- Given records -
☆ ☆ ☆
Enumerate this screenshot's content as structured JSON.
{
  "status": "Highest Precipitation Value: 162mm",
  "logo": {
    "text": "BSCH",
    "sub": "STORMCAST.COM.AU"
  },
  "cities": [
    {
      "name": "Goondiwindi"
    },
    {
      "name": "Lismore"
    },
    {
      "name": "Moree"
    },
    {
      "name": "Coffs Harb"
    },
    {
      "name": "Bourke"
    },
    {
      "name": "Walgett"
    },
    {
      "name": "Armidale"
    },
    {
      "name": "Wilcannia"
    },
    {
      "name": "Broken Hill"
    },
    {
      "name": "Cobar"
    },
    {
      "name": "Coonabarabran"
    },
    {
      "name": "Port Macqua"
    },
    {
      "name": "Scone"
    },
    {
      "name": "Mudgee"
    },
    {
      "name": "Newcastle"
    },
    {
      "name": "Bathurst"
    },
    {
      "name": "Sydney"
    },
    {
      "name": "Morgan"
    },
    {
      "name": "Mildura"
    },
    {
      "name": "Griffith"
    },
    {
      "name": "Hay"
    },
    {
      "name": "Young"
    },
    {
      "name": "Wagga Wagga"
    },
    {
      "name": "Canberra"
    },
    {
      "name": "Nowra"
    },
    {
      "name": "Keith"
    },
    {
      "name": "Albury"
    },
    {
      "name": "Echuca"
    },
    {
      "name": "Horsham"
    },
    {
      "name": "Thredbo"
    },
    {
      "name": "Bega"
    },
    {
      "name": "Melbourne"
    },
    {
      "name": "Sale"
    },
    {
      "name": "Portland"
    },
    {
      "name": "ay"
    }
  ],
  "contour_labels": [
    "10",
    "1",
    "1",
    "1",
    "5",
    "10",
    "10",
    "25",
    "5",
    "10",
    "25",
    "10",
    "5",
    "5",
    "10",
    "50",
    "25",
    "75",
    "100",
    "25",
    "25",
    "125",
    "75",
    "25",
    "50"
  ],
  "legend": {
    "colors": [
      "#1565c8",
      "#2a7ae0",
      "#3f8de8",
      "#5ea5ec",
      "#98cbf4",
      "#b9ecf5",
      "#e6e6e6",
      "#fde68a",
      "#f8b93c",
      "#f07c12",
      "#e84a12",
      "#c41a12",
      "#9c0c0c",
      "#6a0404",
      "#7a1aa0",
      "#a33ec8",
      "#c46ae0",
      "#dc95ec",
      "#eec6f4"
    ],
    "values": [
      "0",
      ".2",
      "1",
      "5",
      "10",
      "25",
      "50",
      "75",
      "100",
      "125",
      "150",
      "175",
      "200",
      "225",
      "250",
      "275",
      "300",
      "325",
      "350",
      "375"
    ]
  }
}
☆ ☆ ☆
Return the entries above exactly, each one complete.

- Expected answer -
Enumerate this screenshot's content as structured JSON.
{
  "status": "Highest Precipitation Value: 162mm",
  "logo": {
    "text": "BSCH",
    "sub": "STORMCAST.COM.AU"
  },
  "cities": [
    {
      "name": "Goondiwindi"
    },
    {
      "name": "Lismore"
    },
    {
      "name": "Moree"
    },
    {
      "name": "Coffs Harb"
    },
    {
      "name": "Bourke"
    },
    {
      "name": "Walgett"
    },
    {
      "name": "Armidale"
    },
    {
      "name": "Wilcannia"
    },
    {
      "name": "Broken Hill"
    },
    {
      "name": "Cobar"
    },
    {
      "name": "Coonabarabran"
    },
    {
      "name": "Port Macqua"
    },
    {
      "name": "Scone"
    },
    {
      "name": "Mudgee"
    },
    {
      "name": "Newcastle"
    },
    {
      "name": "Bathurst"
    },
    {
      "name": "Sydney"
    },
    {
      "name": "Morgan"
    },
    {
      "name": "Mildura"
    },
    {
      "name": "Griffith"
    },
    {
      "name": "Hay"
    },
    {
      "name": "Young"
    },
    {
      "name": "Wagga Wagga"
    },
    {
      "name": "Canberra"
    },
    {
      "name": "Nowra"
    },
    {
      "name": "Keith"
    },
    {
      "name": "Albury"
    },
    {
      "name": "Echuca"
    },
    {
      "name": "Horsham"
    },
    {
      "name": "Thredbo"
    },
    {
      "name": "Bega"
    },
    {
      "name": "Melbourne"
    },
    {
      "name": "Sale"
    },
    {
      "name": "Portland"
    },
    {
      "name": "ay"
    }
  ],
  "contour_labels": [
    "10",
    "1",
    "1",
    "1",
    "5",
    "10",
    "10",
    "25",
    "5",
    "10",
    "25",
    "10",
    "5",
    "5",
    "10",
    "50",
    "25",
    "75",
    "100",
    "25",
    "25",
    "125",
    "75",
    "25",
    "50"
  ],
  "legend": {
    "colors": [
      "#1565c8",
      "#2a7ae0",
      "#3f8de8",
      "#5ea5ec",
      "#98cbf4",
      "#b9ecf5",
      "#e6e6e6",
      "#fde68a",
      "#f8b93c",
      "#f07c12",
      "#e84a12",
      "#c41a12",
      "#9c0c0c",
      "#6a0404",
      "#7a1aa0",
      "#a33ec8",
      "#c46ae0",
      "#dc95ec",
      "#eec6f4"
    ],
    "values": [
      "0",
      ".2",
      "1",
      "5",
      "10",
      "25",
      "50",
      "75",
      "100",
      "125",
      "150",
      "175",
      "200",
      "225",
      "250",
      "275",
      "300",
      "325",
      "350",
      "375"
    ]
  }
}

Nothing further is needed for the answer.